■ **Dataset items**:
-- start --

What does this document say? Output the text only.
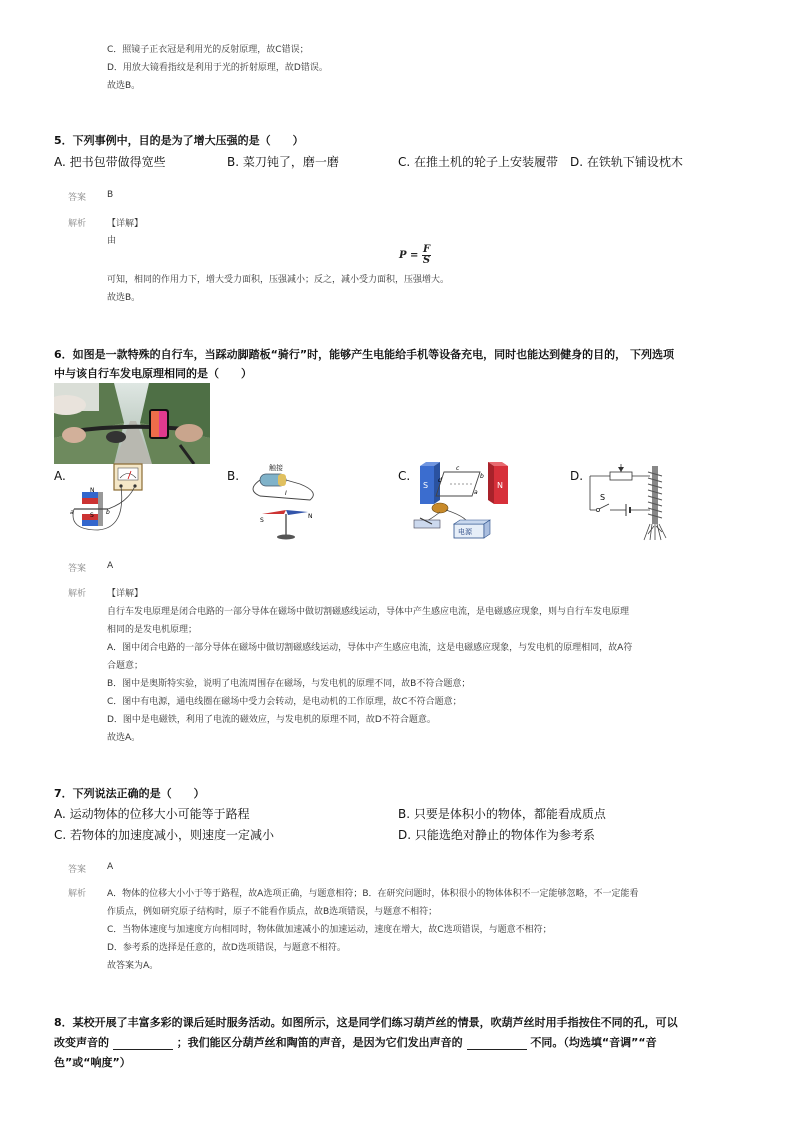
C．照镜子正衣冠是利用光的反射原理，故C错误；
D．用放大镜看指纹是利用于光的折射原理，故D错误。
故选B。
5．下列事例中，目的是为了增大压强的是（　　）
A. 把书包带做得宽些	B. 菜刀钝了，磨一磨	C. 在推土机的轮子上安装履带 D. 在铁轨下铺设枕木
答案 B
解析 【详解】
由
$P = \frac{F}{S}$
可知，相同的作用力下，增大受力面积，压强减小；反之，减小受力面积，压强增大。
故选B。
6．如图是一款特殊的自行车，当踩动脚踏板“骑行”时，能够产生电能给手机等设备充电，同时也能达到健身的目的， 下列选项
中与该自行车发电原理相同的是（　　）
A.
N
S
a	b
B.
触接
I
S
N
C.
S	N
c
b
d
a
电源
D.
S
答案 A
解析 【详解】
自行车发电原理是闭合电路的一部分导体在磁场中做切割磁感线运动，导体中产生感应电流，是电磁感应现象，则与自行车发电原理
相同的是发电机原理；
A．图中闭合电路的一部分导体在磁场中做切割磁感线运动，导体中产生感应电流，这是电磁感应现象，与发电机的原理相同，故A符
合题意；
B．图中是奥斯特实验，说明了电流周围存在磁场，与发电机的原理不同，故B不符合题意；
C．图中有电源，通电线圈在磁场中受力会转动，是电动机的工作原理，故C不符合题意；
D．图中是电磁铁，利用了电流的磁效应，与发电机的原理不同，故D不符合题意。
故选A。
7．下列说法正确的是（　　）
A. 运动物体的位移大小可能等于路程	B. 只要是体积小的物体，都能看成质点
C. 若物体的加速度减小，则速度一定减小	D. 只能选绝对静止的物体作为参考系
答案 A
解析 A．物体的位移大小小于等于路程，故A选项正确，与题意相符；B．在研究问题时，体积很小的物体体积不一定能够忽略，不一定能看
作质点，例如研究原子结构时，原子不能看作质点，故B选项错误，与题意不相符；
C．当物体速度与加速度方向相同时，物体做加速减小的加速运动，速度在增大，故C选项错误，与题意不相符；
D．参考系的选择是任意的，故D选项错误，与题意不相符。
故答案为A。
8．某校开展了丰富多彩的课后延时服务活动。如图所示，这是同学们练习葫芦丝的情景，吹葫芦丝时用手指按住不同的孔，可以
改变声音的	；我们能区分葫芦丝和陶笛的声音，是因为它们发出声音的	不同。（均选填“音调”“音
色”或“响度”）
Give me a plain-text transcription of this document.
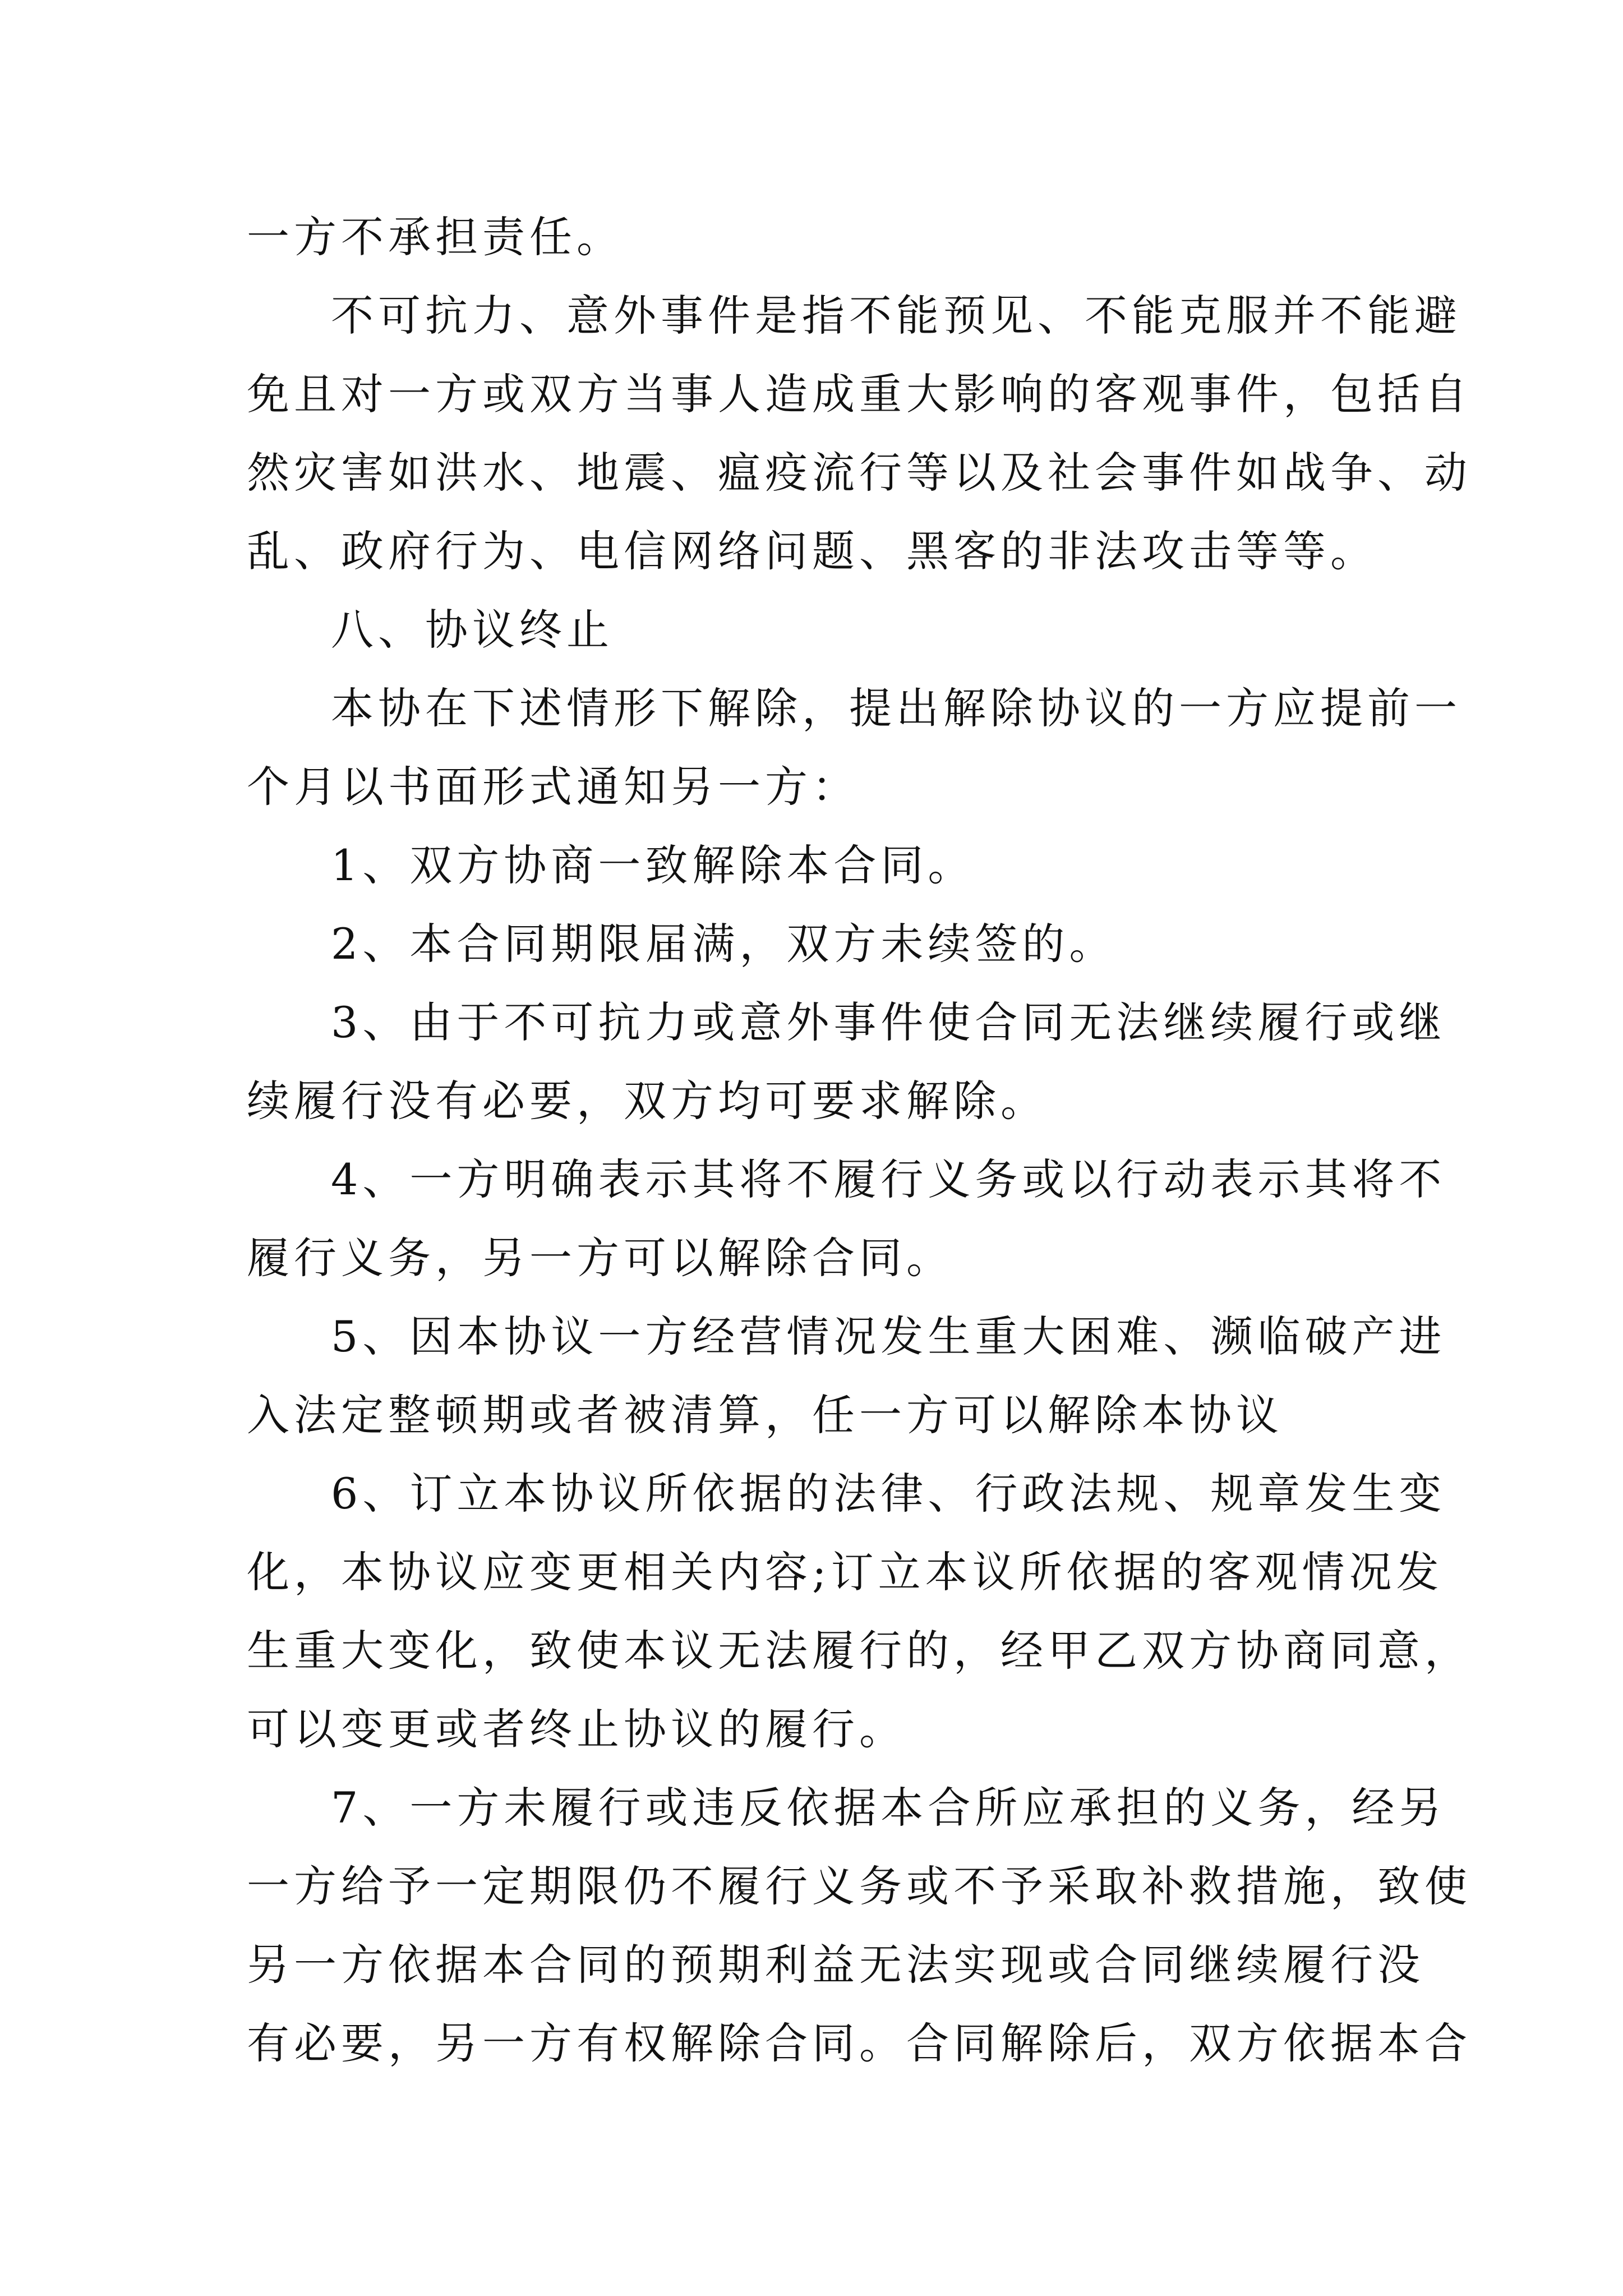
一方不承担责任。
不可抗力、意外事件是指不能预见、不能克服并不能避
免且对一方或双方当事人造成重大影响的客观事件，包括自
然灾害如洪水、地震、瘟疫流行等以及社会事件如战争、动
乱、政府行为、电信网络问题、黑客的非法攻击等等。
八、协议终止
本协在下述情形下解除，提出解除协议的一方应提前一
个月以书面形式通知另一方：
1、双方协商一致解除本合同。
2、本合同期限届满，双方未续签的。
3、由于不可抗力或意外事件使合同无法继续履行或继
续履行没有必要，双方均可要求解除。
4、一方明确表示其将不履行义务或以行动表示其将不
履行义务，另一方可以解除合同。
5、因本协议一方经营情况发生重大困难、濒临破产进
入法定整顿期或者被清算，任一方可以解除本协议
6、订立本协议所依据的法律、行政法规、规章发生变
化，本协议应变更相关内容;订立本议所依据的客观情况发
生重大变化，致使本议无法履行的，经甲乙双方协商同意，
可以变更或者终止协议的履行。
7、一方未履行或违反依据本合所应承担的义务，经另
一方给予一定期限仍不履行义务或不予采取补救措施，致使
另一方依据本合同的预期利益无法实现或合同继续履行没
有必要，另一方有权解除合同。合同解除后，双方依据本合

-- end --

■ **Request**:
Quote exactly, and only, the lines from the one containing "Give me a plain-text" through the last line of the records above, both included; leave out any pictures.

■ **Completed task**:
Give me a plain-text transcription of this document.
一方不承担责任。
不可抗力、意外事件是指不能预见、不能克服并不能避
免且对一方或双方当事人造成重大影响的客观事件，包括自
然灾害如洪水、地震、瘟疫流行等以及社会事件如战争、动
乱、政府行为、电信网络问题、黑客的非法攻击等等。
八、协议终止
本协在下述情形下解除，提出解除协议的一方应提前一
个月以书面形式通知另一方：
1、双方协商一致解除本合同。
2、本合同期限届满，双方未续签的。
3、由于不可抗力或意外事件使合同无法继续履行或继
续履行没有必要，双方均可要求解除。
4、一方明确表示其将不履行义务或以行动表示其将不
履行义务，另一方可以解除合同。
5、因本协议一方经营情况发生重大困难、濒临破产进
入法定整顿期或者被清算，任一方可以解除本协议
6、订立本协议所依据的法律、行政法规、规章发生变
化，本协议应变更相关内容;订立本议所依据的客观情况发
生重大变化，致使本议无法履行的，经甲乙双方协商同意，
可以变更或者终止协议的履行。
7、一方未履行或违反依据本合所应承担的义务，经另
一方给予一定期限仍不履行义务或不予采取补救措施，致使
另一方依据本合同的预期利益无法实现或合同继续履行没
有必要，另一方有权解除合同。合同解除后，双方依据本合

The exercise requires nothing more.